### Raw records
--
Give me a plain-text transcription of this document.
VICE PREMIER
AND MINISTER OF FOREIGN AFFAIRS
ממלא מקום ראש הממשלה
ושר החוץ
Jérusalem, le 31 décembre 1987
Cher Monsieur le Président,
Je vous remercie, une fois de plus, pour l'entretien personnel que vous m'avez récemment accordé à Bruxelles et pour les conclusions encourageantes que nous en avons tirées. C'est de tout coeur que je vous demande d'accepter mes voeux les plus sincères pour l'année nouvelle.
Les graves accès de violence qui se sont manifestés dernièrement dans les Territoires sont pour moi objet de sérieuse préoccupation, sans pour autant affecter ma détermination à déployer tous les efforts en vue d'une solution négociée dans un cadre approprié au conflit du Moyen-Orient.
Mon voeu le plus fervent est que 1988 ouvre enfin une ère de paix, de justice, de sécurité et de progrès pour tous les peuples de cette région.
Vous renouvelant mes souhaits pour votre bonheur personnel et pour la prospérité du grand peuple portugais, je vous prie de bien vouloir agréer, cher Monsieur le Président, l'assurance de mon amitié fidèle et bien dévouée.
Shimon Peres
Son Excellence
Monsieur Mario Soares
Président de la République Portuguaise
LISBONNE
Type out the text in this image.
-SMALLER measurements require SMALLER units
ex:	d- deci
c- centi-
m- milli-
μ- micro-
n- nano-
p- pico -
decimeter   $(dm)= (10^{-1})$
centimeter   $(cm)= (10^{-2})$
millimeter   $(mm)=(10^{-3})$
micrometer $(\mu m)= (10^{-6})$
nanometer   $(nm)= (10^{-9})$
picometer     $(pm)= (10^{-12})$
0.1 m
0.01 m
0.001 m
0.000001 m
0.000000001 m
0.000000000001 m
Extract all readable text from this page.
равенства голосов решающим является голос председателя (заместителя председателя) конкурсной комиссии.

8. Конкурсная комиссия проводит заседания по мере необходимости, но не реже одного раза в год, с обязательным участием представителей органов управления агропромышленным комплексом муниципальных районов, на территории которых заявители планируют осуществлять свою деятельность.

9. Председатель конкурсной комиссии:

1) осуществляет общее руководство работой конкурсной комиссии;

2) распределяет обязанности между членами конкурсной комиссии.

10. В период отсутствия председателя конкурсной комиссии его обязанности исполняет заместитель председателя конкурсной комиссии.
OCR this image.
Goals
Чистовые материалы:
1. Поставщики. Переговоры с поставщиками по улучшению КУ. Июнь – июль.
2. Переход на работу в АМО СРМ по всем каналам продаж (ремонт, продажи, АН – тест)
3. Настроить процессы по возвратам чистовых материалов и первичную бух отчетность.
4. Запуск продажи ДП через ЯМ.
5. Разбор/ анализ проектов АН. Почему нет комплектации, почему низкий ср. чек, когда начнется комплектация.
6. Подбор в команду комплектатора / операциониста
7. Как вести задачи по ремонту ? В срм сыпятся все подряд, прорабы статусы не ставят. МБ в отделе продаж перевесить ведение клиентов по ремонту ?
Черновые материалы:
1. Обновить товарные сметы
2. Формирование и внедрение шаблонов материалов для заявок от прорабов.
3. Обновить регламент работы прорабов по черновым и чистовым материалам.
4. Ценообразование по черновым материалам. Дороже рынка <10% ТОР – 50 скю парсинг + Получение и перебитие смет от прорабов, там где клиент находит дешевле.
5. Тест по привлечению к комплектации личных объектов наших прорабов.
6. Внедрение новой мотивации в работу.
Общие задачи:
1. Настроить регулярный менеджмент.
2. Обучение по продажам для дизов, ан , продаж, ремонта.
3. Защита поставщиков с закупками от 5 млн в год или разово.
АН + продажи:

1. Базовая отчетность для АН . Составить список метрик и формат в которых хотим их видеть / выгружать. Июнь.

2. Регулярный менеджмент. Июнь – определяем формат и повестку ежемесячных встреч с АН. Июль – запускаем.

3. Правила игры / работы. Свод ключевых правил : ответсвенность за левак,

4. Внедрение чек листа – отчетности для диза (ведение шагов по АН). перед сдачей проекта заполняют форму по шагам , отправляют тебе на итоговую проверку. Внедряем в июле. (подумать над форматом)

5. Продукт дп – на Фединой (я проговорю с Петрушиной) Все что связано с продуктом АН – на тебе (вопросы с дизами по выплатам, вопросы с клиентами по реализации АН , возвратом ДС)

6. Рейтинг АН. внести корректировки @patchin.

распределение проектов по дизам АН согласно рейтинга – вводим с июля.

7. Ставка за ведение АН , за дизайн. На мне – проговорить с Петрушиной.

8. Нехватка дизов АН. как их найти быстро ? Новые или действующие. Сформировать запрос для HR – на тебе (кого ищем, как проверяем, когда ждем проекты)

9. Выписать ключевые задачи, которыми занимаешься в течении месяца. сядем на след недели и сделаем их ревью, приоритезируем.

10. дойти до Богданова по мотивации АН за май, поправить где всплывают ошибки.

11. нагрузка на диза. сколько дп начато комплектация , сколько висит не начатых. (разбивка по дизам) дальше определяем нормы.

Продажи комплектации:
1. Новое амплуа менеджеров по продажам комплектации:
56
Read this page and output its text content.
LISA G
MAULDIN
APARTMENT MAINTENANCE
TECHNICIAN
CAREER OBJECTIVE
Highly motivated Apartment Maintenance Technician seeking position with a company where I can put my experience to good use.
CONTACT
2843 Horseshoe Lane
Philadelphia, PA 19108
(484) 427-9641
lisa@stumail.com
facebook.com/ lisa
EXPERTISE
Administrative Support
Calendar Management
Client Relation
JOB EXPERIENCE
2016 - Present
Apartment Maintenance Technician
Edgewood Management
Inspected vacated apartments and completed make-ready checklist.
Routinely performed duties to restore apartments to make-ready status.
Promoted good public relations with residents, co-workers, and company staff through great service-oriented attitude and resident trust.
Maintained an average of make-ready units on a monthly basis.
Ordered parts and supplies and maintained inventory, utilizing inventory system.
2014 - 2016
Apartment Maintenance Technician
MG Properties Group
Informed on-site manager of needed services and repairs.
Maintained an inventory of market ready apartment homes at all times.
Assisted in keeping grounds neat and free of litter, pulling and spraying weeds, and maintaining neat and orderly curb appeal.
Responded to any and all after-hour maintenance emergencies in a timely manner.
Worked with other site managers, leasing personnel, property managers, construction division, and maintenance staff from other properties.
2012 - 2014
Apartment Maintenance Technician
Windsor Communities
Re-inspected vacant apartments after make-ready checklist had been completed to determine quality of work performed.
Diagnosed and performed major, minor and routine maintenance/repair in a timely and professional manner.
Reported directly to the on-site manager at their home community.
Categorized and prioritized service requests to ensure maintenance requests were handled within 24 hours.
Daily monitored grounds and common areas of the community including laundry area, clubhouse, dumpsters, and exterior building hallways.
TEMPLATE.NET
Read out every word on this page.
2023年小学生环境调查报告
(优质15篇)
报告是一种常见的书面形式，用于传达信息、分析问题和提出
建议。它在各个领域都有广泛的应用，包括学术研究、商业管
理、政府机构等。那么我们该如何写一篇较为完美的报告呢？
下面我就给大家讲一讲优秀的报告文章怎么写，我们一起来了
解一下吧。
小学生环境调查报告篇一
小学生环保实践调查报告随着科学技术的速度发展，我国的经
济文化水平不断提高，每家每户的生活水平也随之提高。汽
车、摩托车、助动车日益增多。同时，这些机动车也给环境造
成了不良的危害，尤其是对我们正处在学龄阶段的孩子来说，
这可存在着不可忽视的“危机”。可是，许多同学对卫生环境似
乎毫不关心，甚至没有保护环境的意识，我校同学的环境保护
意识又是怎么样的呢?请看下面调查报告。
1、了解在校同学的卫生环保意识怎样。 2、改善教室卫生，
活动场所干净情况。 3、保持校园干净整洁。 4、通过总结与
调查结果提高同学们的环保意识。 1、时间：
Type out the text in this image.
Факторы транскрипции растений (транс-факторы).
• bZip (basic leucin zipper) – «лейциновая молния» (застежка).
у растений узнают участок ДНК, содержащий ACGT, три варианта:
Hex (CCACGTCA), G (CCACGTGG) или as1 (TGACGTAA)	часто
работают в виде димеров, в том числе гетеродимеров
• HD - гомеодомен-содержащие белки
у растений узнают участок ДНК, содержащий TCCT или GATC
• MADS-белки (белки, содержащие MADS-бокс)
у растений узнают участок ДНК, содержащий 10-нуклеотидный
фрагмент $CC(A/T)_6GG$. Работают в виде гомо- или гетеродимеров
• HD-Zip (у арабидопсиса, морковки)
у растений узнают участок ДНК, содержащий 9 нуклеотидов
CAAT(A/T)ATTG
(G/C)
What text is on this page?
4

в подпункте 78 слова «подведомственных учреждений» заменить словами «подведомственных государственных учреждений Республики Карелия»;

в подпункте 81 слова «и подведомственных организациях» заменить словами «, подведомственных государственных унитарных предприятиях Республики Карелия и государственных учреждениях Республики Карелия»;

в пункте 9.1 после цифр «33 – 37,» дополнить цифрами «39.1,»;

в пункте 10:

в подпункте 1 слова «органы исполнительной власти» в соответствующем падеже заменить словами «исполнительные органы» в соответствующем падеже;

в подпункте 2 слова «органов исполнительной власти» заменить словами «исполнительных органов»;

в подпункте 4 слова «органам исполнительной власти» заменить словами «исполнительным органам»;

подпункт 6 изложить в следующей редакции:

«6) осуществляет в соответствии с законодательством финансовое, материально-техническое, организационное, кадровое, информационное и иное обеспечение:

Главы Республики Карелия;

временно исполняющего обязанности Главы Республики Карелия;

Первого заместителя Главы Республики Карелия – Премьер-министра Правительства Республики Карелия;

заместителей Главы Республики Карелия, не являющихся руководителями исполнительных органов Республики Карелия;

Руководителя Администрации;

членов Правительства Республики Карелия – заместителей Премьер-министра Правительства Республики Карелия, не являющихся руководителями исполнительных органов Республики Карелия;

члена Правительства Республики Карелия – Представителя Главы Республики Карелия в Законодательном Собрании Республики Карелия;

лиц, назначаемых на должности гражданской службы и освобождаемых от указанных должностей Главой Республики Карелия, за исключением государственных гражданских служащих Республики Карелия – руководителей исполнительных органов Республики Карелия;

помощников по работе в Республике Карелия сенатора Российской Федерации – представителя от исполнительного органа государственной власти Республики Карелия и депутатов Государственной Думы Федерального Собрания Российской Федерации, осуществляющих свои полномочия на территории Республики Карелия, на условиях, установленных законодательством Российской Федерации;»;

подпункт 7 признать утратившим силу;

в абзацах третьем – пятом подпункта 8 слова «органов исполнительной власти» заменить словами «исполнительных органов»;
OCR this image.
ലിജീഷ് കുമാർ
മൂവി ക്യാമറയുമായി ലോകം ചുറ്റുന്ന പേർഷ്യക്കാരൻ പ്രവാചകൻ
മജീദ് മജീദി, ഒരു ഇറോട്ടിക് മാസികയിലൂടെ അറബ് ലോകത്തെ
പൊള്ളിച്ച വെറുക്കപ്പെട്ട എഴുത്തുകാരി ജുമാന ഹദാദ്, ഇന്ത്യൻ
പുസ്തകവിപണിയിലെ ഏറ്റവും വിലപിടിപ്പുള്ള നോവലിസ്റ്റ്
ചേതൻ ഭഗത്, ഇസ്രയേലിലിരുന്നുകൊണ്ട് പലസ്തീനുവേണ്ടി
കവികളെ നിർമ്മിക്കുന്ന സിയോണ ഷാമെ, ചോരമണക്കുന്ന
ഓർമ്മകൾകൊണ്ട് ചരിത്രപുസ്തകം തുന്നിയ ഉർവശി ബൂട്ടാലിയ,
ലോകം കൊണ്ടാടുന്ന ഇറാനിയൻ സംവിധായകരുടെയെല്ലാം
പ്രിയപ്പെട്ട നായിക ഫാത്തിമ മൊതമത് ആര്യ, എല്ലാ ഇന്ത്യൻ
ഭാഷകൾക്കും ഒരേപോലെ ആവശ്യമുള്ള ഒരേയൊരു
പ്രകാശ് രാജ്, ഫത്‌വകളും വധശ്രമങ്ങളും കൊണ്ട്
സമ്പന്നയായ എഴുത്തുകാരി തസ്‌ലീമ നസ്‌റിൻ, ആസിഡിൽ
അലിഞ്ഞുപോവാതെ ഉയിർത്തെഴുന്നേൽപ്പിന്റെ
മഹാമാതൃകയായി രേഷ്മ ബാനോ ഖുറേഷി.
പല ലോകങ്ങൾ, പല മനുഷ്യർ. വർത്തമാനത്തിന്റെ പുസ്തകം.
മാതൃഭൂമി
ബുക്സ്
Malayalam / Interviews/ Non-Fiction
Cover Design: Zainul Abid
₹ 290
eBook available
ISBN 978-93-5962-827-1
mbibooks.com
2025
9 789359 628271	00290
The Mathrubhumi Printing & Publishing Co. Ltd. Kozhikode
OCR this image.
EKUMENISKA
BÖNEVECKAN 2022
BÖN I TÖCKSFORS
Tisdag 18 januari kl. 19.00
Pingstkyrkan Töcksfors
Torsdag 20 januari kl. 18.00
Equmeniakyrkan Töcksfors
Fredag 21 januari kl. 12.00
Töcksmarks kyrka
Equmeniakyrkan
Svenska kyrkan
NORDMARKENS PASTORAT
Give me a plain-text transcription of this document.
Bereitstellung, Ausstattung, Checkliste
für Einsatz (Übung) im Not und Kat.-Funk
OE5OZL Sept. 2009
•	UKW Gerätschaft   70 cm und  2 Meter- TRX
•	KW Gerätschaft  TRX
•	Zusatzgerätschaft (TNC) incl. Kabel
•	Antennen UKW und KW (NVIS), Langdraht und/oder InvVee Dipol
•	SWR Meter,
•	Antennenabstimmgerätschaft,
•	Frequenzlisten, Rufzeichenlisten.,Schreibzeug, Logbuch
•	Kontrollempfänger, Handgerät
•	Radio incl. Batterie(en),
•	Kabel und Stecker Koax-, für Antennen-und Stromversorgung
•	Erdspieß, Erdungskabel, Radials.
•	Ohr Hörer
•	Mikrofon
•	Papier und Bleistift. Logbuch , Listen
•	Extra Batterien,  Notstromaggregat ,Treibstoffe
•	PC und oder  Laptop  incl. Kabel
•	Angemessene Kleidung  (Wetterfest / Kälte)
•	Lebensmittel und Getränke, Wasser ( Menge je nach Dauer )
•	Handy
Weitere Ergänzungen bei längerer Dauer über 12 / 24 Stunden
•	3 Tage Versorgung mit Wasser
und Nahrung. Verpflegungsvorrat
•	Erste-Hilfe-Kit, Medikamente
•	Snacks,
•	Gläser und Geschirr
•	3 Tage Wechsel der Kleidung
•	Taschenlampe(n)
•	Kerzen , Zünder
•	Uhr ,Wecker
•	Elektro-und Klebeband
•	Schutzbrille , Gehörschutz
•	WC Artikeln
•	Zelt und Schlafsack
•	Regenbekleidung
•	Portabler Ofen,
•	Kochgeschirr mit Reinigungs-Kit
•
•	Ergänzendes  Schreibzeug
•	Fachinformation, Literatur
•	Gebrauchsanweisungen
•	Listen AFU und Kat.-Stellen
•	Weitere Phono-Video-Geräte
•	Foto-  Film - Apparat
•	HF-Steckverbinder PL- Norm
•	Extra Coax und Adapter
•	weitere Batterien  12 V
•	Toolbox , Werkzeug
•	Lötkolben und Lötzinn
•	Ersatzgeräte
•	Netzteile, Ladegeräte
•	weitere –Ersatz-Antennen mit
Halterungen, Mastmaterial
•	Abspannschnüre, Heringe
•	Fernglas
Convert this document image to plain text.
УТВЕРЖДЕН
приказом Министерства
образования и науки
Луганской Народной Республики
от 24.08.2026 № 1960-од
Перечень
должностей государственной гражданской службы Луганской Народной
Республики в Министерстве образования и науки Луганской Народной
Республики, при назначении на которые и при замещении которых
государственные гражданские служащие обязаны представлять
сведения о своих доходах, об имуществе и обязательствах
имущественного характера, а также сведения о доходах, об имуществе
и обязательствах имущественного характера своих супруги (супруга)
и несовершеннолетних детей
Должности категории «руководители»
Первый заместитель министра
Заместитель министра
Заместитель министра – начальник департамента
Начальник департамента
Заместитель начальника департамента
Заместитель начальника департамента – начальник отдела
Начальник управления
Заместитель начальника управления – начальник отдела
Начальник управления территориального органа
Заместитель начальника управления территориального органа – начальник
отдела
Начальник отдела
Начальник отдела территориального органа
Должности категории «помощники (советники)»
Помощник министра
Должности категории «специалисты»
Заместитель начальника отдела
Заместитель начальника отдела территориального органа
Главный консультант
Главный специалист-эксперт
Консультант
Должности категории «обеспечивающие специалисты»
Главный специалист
--
### Given request
Search the lines above for the string "text" and copy each line that has it.

### Exercise answer
Give me a plain-text transcription of this document.
Type out the text in this image.
Extract all readable text from this page.
Read this page and output its text content.
Type out the text in this image.
What text is on this page?
Give me a plain-text transcription of this document.
Convert this document image to plain text.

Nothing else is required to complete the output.